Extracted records
——

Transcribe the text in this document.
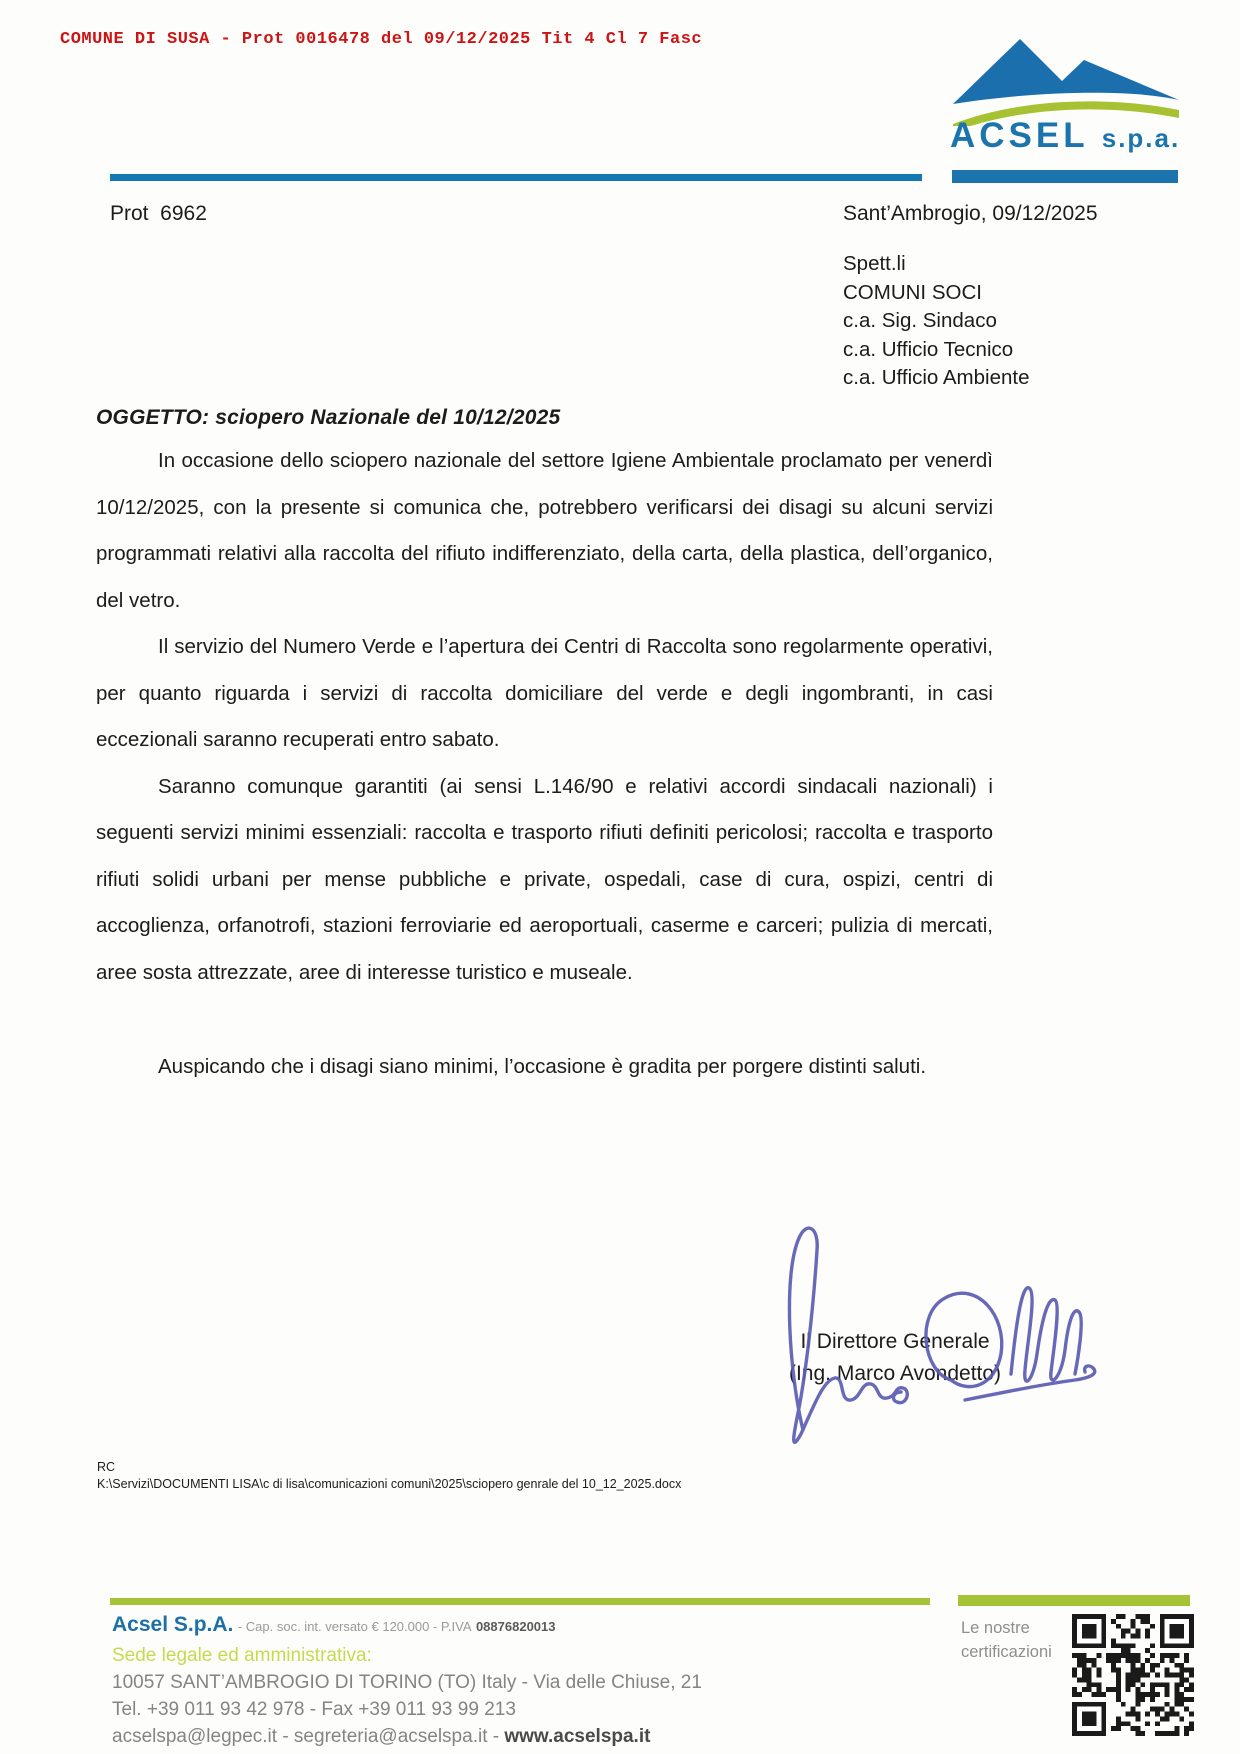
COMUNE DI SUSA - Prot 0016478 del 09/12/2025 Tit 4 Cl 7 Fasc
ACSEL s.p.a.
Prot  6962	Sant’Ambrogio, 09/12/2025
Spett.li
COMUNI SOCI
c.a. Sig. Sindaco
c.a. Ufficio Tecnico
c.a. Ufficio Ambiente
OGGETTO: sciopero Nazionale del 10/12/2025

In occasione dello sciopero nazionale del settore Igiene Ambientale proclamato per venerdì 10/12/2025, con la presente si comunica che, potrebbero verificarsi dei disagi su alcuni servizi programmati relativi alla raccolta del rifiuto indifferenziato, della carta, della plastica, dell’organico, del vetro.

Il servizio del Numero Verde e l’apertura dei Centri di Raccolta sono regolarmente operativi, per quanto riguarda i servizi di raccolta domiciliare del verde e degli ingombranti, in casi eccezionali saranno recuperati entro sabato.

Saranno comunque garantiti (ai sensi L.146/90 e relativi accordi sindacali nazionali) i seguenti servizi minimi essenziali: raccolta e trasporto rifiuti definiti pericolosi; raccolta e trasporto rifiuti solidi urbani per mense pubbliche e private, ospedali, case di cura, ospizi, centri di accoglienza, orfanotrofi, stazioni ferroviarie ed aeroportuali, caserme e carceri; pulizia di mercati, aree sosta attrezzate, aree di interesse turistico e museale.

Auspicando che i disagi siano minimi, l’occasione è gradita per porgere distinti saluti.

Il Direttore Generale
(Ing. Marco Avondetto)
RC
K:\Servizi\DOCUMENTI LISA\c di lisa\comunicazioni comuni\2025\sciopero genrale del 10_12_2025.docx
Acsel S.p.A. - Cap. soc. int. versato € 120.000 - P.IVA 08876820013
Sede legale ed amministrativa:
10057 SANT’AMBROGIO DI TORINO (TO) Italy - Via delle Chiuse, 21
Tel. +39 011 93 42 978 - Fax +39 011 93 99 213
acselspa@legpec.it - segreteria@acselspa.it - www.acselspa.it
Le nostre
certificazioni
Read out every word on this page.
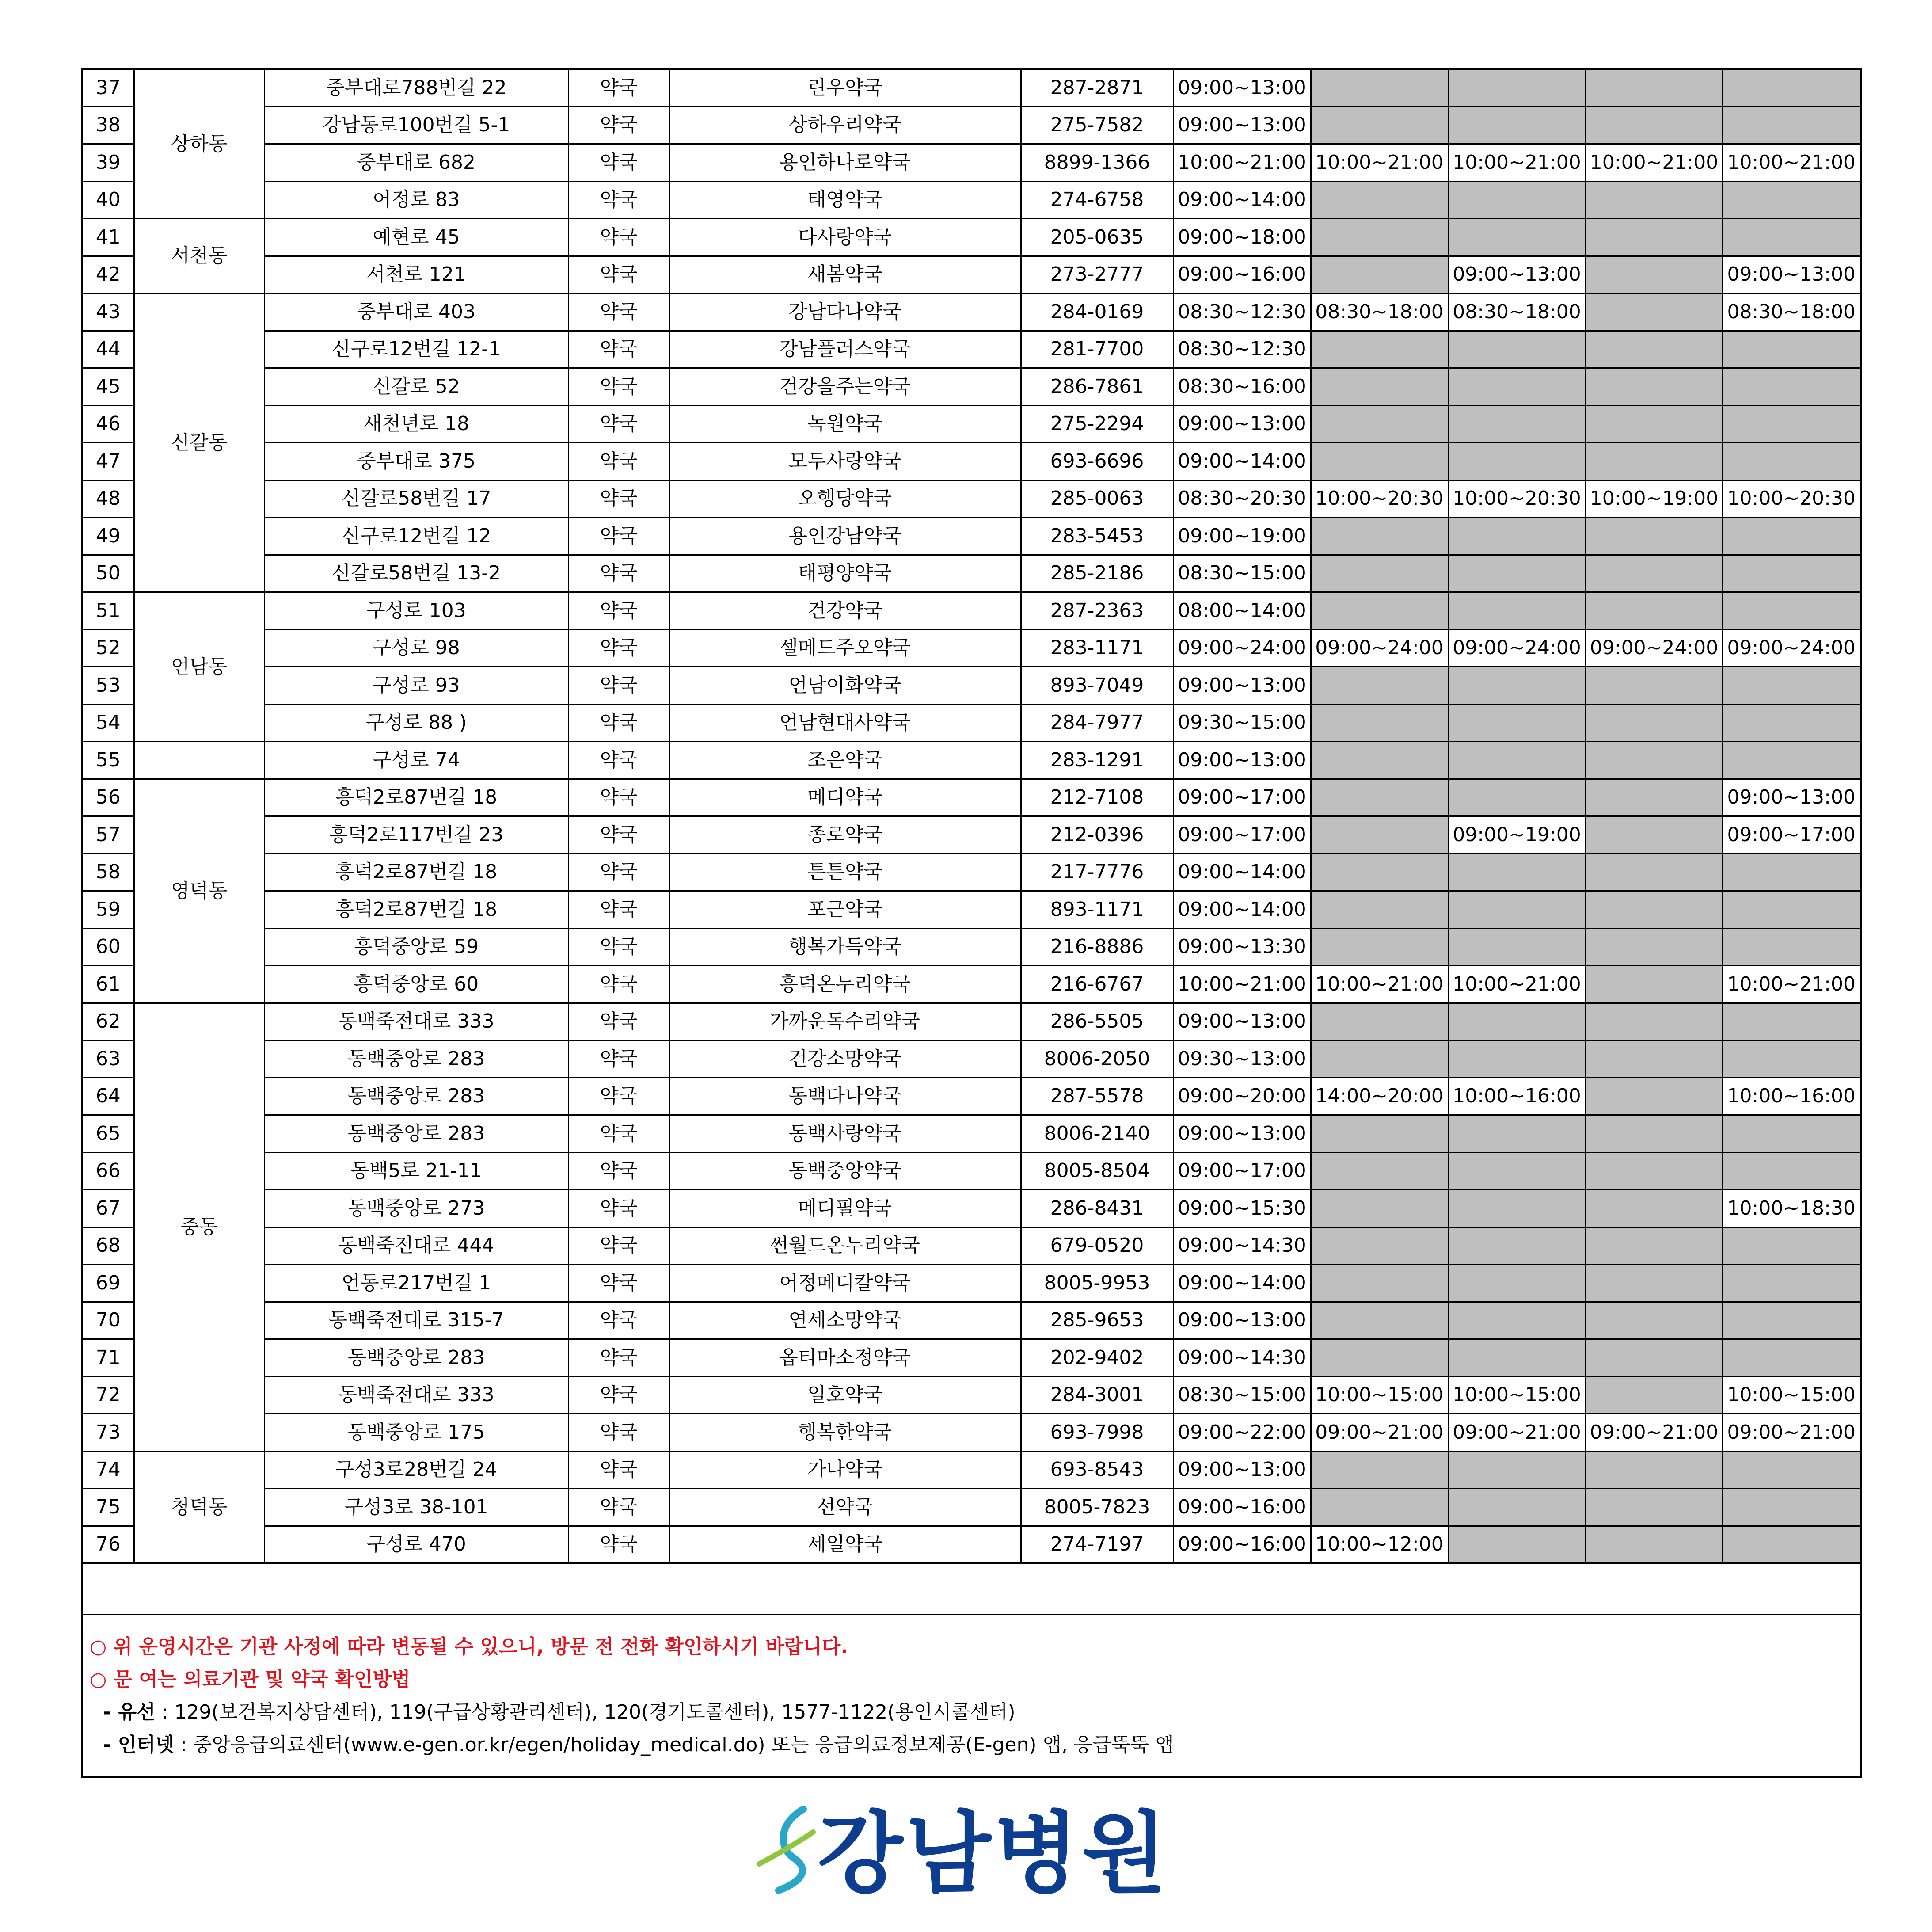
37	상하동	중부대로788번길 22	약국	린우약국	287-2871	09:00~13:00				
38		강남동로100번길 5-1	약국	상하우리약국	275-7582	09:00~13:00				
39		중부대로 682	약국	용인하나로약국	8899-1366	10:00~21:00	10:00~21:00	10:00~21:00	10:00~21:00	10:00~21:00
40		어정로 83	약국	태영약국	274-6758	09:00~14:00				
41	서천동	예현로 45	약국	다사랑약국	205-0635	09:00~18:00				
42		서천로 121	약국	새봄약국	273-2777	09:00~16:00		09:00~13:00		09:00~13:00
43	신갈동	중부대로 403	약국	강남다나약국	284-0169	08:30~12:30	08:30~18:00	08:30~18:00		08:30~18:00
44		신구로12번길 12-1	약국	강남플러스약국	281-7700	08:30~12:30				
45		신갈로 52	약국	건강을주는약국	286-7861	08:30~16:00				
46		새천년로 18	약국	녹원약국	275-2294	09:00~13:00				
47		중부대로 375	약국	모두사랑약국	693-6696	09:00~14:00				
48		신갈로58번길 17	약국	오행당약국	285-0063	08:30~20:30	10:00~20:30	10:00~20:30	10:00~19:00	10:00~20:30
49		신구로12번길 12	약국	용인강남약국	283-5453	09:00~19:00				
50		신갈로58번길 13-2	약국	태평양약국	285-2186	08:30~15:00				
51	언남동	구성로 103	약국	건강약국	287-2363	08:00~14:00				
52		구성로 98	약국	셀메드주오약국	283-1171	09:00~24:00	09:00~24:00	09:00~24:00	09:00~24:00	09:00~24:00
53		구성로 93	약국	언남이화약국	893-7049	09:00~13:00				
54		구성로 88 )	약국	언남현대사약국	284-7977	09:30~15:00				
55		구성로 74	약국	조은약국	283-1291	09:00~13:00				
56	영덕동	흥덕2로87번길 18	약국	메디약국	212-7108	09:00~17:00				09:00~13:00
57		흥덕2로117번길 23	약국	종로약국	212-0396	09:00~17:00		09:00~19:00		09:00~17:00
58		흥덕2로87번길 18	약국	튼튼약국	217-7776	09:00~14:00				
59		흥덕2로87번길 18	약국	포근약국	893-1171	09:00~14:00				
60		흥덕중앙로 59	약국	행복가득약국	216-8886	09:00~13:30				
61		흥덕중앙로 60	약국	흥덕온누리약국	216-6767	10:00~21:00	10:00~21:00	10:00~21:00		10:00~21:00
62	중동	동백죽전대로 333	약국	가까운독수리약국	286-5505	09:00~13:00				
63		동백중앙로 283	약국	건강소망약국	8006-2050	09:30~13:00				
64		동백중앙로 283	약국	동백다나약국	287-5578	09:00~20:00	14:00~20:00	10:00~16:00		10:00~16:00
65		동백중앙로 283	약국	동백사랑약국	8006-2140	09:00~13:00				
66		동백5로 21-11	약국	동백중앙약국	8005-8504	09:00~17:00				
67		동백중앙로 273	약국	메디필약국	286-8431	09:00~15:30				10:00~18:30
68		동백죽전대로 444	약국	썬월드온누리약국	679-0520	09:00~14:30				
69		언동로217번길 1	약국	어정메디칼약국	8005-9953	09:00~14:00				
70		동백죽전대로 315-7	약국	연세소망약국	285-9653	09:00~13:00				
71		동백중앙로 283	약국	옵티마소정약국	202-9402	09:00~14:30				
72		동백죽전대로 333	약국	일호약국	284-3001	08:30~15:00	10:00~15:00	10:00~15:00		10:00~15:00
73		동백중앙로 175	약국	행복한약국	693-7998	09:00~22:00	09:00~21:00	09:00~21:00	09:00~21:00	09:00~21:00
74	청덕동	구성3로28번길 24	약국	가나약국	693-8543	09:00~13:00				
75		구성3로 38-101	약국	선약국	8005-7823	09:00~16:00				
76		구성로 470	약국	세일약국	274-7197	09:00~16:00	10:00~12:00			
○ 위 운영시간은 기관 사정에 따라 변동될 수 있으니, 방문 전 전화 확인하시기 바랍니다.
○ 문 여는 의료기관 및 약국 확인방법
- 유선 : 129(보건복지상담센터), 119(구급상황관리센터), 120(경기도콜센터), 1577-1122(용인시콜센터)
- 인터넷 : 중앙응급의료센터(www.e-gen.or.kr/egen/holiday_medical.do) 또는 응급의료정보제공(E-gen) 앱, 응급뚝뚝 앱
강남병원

——

- YOUR OBJECTIVE: Pull out all lines from the listing that contain the string "흥덕중앙로".

- SOLUTION TO THE EXERCISE:
60		흥덕중앙로 59	약국	행복가득약국	216-8886	09:00~13:30				
61		흥덕중앙로 60	약국	흥덕온누리약국	216-6767	10:00~21:00	10:00~21:00	10:00~21:00		10:00~21:00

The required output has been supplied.